Problem details: Your task is to filter the data below down to the lines holding "Preterm".

-- begin Records supplied --

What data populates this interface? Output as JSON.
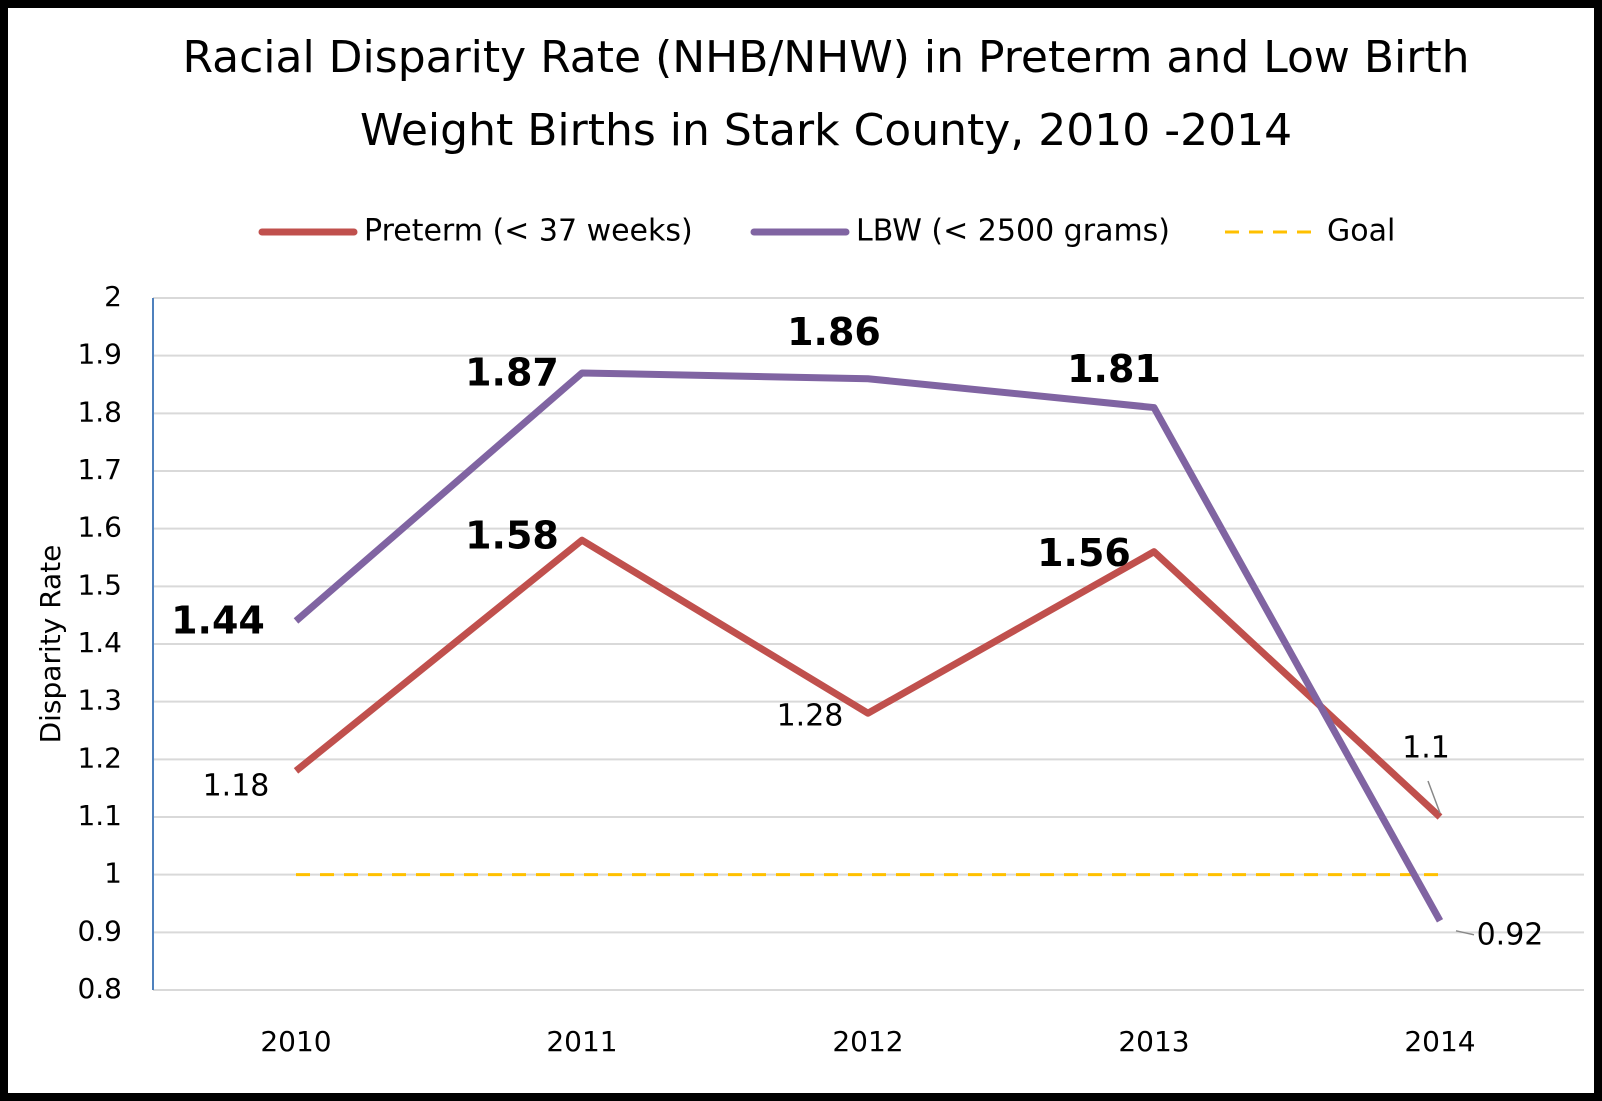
{
  "chart_data": {
    "type": "line",
    "title": [
      "Racial Disparity Rate (NHB/NHW) in Preterm and Low Birth",
      "Weight Births in Stark County, 2010 -2014"
    ],
    "y_axis_label": "Disparity Rate",
    "categories": [
      "2010",
      "2011",
      "2012",
      "2013",
      "2014"
    ],
    "series": [
      {
        "name": "Preterm (< 37 weeks)",
        "color": "#c0504d",
        "values": [
          1.18,
          1.58,
          1.28,
          1.56,
          1.1
        ]
      },
      {
        "name": "LBW (< 2500 grams)",
        "color": "#8064a2",
        "values": [
          1.44,
          1.87,
          1.86,
          1.81,
          0.92
        ]
      },
      {
        "name": "Goal",
        "color": "#ffc000",
        "style": "dashed",
        "values": [
          1,
          1,
          1,
          1,
          1
        ]
      }
    ],
    "ylim": [
      0.8,
      2
    ],
    "yticks": [
      0.8,
      0.9,
      1,
      1.1,
      1.2,
      1.3,
      1.4,
      1.5,
      1.6,
      1.7,
      1.8,
      1.9,
      2
    ],
    "grid": true,
    "legend": "top"
  }
}
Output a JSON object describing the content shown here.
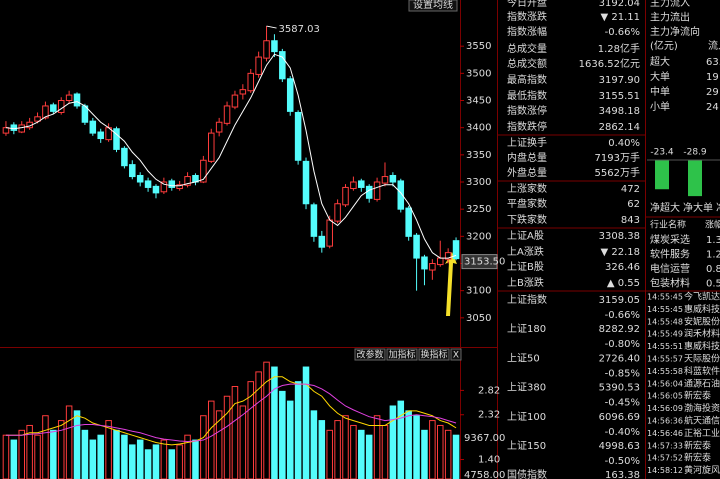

-- end Records supplied --

Exercise response:
      "Racial Disparity Rate (NHB/NHW) in Preterm and Low Birth",
        "name": "Preterm (< 37 weeks)",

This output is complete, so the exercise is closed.